▼

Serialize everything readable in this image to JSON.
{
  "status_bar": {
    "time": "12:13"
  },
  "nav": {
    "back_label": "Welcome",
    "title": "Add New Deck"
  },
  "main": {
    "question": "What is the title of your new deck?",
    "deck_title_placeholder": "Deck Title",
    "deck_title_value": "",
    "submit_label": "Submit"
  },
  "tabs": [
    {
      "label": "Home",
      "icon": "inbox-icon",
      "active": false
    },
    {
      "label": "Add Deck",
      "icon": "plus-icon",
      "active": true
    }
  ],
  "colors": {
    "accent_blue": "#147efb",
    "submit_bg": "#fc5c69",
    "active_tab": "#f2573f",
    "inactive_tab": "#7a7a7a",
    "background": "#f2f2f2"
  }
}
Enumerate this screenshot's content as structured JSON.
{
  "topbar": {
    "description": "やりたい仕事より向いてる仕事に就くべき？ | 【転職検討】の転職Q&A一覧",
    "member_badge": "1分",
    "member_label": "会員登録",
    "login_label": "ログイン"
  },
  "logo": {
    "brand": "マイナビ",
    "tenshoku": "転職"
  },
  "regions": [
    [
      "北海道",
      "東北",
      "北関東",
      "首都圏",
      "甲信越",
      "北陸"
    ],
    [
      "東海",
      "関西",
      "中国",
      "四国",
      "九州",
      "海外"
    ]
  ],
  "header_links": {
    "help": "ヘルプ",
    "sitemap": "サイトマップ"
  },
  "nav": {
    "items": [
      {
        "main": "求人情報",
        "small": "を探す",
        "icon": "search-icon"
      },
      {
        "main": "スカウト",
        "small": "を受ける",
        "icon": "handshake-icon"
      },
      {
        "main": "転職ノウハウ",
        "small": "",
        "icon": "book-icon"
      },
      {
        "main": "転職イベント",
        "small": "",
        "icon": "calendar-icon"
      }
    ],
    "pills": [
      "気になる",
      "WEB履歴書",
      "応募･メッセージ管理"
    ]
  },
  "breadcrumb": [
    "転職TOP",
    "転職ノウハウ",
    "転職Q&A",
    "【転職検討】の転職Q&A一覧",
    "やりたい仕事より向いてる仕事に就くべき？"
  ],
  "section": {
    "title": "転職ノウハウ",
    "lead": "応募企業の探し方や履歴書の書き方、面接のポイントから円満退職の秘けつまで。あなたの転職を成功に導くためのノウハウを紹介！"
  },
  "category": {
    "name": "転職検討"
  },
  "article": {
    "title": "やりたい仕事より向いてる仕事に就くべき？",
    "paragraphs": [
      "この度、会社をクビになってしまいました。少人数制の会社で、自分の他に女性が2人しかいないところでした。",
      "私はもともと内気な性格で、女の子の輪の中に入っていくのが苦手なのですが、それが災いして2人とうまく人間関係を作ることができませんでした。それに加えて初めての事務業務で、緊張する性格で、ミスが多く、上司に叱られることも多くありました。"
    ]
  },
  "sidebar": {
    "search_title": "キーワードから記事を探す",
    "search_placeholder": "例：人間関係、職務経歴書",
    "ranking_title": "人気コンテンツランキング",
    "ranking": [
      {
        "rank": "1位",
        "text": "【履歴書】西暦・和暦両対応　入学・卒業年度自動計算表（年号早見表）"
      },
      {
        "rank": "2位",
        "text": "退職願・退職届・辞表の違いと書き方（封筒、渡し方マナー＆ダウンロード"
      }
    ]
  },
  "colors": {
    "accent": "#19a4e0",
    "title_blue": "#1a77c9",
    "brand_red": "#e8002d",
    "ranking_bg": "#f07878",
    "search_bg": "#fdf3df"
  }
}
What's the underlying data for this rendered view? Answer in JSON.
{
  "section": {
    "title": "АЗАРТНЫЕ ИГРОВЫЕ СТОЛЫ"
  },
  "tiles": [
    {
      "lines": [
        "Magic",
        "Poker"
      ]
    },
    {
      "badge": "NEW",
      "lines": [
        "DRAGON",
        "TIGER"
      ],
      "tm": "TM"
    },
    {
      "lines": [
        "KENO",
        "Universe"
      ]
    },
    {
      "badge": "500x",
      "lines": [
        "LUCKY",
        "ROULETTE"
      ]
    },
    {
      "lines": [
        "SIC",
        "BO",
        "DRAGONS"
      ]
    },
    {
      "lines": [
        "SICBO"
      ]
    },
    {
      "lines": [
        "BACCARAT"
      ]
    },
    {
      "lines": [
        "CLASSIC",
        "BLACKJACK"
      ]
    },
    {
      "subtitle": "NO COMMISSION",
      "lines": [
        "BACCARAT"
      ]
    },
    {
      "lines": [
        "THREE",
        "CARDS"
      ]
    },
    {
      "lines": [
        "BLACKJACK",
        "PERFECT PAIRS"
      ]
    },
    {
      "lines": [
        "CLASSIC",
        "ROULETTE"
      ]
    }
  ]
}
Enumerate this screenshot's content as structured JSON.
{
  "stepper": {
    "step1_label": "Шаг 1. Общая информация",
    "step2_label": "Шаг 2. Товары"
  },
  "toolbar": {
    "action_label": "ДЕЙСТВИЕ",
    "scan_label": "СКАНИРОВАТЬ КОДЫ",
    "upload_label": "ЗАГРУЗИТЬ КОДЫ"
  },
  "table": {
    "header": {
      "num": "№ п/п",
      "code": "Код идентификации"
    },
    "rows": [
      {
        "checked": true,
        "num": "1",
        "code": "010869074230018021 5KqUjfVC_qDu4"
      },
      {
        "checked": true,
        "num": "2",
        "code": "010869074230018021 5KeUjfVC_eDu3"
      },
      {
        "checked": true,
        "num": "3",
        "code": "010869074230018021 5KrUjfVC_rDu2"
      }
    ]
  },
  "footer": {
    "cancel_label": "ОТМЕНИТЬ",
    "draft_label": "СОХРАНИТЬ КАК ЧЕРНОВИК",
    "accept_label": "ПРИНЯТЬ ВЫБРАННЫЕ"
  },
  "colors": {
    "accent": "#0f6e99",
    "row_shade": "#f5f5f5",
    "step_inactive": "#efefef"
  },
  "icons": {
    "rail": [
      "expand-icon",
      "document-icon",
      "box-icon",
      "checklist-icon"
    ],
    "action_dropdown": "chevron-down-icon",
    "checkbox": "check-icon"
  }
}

▲

▸ Work to do
Take the entries and copy them out exactly.

▸ Result of this task
Serialize everything readable in this image to JSON.
{
  "status_bar": {
    "time": "12:13"
  },
  "nav": {
    "back_label": "Welcome",
    "title": "Add New Deck"
  },
  "main": {
    "question": "What is the title of your new deck?",
    "deck_title_placeholder": "Deck Title",
    "deck_title_value": "",
    "submit_label": "Submit"
  },
  "tabs": [
    {
      "label": "Home",
      "icon": "inbox-icon",
      "active": false
    },
    {
      "label": "Add Deck",
      "icon": "plus-icon",
      "active": true
    }
  ],
  "colors": {
    "accent_blue": "#147efb",
    "submit_bg": "#fc5c69",
    "active_tab": "#f2573f",
    "inactive_tab": "#7a7a7a",
    "background": "#f2f2f2"
  }
}
Enumerate this screenshot's content as structured JSON.
{
  "topbar": {
    "description": "やりたい仕事より向いてる仕事に就くべき？ | 【転職検討】の転職Q&A一覧",
    "member_badge": "1分",
    "member_label": "会員登録",
    "login_label": "ログイン"
  },
  "logo": {
    "brand": "マイナビ",
    "tenshoku": "転職"
  },
  "regions": [
    [
      "北海道",
      "東北",
      "北関東",
      "首都圏",
      "甲信越",
      "北陸"
    ],
    [
      "東海",
      "関西",
      "中国",
      "四国",
      "九州",
      "海外"
    ]
  ],
  "header_links": {
    "help": "ヘルプ",
    "sitemap": "サイトマップ"
  },
  "nav": {
    "items": [
      {
        "main": "求人情報",
        "small": "を探す",
        "icon": "search-icon"
      },
      {
        "main": "スカウト",
        "small": "を受ける",
        "icon": "handshake-icon"
      },
      {
        "main": "転職ノウハウ",
        "small": "",
        "icon": "book-icon"
      },
      {
        "main": "転職イベント",
        "small": "",
        "icon": "calendar-icon"
      }
    ],
    "pills": [
      "気になる",
      "WEB履歴書",
      "応募･メッセージ管理"
    ]
  },
  "breadcrumb": [
    "転職TOP",
    "転職ノウハウ",
    "転職Q&A",
    "【転職検討】の転職Q&A一覧",
    "やりたい仕事より向いてる仕事に就くべき？"
  ],
  "section": {
    "title": "転職ノウハウ",
    "lead": "応募企業の探し方や履歴書の書き方、面接のポイントから円満退職の秘けつまで。あなたの転職を成功に導くためのノウハウを紹介！"
  },
  "category": {
    "name": "転職検討"
  },
  "article": {
    "title": "やりたい仕事より向いてる仕事に就くべき？",
    "paragraphs": [
      "この度、会社をクビになってしまいました。少人数制の会社で、自分の他に女性が2人しかいないところでした。",
      "私はもともと内気な性格で、女の子の輪の中に入っていくのが苦手なのですが、それが災いして2人とうまく人間関係を作ることができませんでした。それに加えて初めての事務業務で、緊張する性格で、ミスが多く、上司に叱られることも多くありました。"
    ]
  },
  "sidebar": {
    "search_title": "キーワードから記事を探す",
    "search_placeholder": "例：人間関係、職務経歴書",
    "ranking_title": "人気コンテンツランキング",
    "ranking": [
      {
        "rank": "1位",
        "text": "【履歴書】西暦・和暦両対応　入学・卒業年度自動計算表（年号早見表）"
      },
      {
        "rank": "2位",
        "text": "退職願・退職届・辞表の違いと書き方（封筒、渡し方マナー＆ダウンロード"
      }
    ]
  },
  "colors": {
    "accent": "#19a4e0",
    "title_blue": "#1a77c9",
    "brand_red": "#e8002d",
    "ranking_bg": "#f07878",
    "search_bg": "#fdf3df"
  }
}
What's the underlying data for this rendered view? Answer in JSON.
{
  "section": {
    "title": "АЗАРТНЫЕ ИГРОВЫЕ СТОЛЫ"
  },
  "tiles": [
    {
      "lines": [
        "Magic",
        "Poker"
      ]
    },
    {
      "badge": "NEW",
      "lines": [
        "DRAGON",
        "TIGER"
      ],
      "tm": "TM"
    },
    {
      "lines": [
        "KENO",
        "Universe"
      ]
    },
    {
      "badge": "500x",
      "lines": [
        "LUCKY",
        "ROULETTE"
      ]
    },
    {
      "lines": [
        "SIC",
        "BO",
        "DRAGONS"
      ]
    },
    {
      "lines": [
        "SICBO"
      ]
    },
    {
      "lines": [
        "BACCARAT"
      ]
    },
    {
      "lines": [
        "CLASSIC",
        "BLACKJACK"
      ]
    },
    {
      "subtitle": "NO COMMISSION",
      "lines": [
        "BACCARAT"
      ]
    },
    {
      "lines": [
        "THREE",
        "CARDS"
      ]
    },
    {
      "lines": [
        "BLACKJACK",
        "PERFECT PAIRS"
      ]
    },
    {
      "lines": [
        "CLASSIC",
        "ROULETTE"
      ]
    }
  ]
}
Enumerate this screenshot's content as structured JSON.
{
  "stepper": {
    "step1_label": "Шаг 1. Общая информация",
    "step2_label": "Шаг 2. Товары"
  },
  "toolbar": {
    "action_label": "ДЕЙСТВИЕ",
    "scan_label": "СКАНИРОВАТЬ КОДЫ",
    "upload_label": "ЗАГРУЗИТЬ КОДЫ"
  },
  "table": {
    "header": {
      "num": "№ п/п",
      "code": "Код идентификации"
    },
    "rows": [
      {
        "checked": true,
        "num": "1",
        "code": "010869074230018021 5KqUjfVC_qDu4"
      },
      {
        "checked": true,
        "num": "2",
        "code": "010869074230018021 5KeUjfVC_eDu3"
      },
      {
        "checked": true,
        "num": "3",
        "code": "010869074230018021 5KrUjfVC_rDu2"
      }
    ]
  },
  "footer": {
    "cancel_label": "ОТМЕНИТЬ",
    "draft_label": "СОХРАНИТЬ КАК ЧЕРНОВИК",
    "accept_label": "ПРИНЯТЬ ВЫБРАННЫЕ"
  },
  "colors": {
    "accent": "#0f6e99",
    "row_shade": "#f5f5f5",
    "step_inactive": "#efefef"
  },
  "icons": {
    "rail": [
      "expand-icon",
      "document-icon",
      "box-icon",
      "checklist-icon"
    ],
    "action_dropdown": "chevron-down-icon",
    "checkbox": "check-icon"
  }
}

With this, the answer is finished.